Figure dataset records:

######

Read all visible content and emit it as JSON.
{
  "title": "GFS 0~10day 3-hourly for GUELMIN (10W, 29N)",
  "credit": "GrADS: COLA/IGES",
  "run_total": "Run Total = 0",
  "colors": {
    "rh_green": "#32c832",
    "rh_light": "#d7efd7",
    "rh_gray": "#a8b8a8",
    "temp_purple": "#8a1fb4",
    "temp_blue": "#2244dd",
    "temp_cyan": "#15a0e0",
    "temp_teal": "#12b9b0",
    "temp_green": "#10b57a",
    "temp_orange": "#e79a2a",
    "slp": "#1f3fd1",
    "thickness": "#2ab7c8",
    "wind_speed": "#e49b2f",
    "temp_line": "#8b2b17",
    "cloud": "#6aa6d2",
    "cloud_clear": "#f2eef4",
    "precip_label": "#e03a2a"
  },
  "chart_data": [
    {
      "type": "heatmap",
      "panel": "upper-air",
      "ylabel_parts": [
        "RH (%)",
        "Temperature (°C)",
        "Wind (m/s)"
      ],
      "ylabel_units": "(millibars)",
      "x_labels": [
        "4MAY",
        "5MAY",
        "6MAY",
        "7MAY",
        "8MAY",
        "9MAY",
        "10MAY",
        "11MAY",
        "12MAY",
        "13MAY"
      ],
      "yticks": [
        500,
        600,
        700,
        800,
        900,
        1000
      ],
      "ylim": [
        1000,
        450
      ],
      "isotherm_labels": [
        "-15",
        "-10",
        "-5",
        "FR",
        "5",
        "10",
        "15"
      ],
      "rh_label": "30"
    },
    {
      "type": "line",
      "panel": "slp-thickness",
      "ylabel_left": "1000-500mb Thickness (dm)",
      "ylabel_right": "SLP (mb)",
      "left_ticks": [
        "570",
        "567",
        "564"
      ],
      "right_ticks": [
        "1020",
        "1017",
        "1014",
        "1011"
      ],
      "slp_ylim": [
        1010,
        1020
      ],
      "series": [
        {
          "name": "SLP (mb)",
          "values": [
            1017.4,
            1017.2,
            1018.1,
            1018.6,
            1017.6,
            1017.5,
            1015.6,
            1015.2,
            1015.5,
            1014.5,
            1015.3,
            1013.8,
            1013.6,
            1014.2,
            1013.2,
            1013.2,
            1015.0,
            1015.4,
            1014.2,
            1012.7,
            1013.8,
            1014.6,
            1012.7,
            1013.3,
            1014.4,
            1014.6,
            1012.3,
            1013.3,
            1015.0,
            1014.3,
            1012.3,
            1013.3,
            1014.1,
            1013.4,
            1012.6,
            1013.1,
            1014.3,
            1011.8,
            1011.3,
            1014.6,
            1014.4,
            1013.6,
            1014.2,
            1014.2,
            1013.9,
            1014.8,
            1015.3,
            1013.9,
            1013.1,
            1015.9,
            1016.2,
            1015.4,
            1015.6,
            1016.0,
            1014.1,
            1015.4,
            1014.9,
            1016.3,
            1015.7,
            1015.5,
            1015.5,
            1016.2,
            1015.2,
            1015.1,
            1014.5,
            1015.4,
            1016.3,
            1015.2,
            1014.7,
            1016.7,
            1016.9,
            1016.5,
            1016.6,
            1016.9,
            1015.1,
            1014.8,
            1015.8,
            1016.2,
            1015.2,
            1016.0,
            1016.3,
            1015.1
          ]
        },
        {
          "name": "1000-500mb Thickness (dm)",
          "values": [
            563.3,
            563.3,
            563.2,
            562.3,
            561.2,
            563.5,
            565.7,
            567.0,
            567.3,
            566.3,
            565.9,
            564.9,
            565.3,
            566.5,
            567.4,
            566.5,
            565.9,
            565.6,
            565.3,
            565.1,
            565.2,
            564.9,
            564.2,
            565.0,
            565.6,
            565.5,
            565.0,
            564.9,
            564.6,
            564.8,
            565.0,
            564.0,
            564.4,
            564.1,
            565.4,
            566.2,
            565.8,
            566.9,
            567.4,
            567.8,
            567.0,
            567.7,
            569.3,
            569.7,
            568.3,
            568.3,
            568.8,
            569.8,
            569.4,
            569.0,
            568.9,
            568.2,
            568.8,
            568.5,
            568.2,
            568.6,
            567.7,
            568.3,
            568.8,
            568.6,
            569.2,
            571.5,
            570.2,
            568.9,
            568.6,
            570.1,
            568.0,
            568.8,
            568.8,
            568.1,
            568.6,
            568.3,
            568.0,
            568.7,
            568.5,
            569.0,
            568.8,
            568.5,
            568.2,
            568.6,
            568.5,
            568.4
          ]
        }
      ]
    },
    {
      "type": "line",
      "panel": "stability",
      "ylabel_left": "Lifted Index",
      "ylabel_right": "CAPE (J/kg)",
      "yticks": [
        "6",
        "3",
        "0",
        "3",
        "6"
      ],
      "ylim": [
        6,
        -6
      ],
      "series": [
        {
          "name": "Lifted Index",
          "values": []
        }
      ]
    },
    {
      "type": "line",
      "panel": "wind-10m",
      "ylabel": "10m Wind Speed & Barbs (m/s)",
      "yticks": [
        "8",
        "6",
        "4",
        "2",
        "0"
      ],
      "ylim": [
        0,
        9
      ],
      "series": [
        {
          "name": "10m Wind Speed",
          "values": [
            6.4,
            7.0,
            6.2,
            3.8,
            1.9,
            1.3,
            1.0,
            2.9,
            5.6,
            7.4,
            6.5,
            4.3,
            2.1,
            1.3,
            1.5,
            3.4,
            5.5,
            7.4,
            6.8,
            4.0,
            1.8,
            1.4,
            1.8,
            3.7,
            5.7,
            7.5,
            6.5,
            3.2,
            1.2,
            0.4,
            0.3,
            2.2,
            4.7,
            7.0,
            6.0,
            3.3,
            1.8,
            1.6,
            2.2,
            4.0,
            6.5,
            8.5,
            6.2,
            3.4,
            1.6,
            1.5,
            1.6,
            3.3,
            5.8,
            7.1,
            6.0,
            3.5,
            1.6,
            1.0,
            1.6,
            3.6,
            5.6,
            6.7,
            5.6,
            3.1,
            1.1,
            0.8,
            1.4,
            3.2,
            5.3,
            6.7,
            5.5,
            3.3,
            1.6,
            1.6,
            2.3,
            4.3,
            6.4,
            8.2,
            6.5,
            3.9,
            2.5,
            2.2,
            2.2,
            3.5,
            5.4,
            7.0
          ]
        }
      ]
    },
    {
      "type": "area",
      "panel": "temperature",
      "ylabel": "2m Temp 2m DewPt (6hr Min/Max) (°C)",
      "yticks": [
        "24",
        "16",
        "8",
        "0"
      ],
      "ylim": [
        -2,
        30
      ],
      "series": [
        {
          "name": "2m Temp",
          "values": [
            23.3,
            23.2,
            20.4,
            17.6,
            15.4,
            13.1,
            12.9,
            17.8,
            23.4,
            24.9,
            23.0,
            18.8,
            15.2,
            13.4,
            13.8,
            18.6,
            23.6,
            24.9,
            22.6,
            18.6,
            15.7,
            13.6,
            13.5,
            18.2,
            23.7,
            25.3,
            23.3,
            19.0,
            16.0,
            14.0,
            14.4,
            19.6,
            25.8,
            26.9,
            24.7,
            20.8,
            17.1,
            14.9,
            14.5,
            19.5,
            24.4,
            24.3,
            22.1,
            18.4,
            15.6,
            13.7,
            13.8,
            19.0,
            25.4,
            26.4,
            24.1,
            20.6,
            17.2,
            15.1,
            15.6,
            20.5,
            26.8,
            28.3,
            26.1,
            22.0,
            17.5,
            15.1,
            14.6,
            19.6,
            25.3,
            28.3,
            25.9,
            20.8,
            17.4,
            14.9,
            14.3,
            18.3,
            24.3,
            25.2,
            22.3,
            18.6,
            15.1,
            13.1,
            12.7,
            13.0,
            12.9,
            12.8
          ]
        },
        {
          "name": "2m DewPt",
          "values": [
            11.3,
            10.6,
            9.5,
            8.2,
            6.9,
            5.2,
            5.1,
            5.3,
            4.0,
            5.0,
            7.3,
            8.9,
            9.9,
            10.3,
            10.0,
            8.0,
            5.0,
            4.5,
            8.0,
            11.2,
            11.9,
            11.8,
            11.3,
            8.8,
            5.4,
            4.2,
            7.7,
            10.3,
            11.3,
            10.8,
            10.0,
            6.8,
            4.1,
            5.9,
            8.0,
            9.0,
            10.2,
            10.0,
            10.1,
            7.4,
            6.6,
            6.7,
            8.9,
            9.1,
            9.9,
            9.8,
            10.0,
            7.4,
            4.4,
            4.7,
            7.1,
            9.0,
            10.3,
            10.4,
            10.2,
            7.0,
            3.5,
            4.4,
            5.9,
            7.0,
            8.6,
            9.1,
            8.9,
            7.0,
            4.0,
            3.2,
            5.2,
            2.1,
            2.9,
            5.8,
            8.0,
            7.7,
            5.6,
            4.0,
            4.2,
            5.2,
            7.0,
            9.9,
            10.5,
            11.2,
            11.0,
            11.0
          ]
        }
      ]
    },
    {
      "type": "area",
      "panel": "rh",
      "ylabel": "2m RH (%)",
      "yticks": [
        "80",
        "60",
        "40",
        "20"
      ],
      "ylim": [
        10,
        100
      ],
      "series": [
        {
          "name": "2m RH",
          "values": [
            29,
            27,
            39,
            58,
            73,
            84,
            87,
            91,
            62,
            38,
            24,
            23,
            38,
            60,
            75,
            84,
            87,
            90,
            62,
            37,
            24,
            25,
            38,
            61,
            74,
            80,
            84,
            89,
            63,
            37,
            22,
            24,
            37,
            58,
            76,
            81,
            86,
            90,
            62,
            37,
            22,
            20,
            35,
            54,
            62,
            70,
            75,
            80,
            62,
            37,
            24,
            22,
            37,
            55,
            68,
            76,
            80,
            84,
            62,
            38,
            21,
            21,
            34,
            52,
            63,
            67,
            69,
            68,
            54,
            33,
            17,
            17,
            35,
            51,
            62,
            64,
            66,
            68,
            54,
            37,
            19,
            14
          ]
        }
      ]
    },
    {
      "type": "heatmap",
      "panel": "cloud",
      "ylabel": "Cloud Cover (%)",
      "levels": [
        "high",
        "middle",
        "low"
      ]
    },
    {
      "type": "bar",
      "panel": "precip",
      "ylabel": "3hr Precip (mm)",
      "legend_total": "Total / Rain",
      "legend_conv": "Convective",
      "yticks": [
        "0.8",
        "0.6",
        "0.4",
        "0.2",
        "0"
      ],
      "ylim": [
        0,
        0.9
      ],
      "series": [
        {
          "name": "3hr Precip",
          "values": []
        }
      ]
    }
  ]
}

######

- [Instruction]: Reproduce each line of the material containing the word "Total".

- [The response]:
  "run_total": "Run Total = 0",
      "legend_total": "Total / Rain",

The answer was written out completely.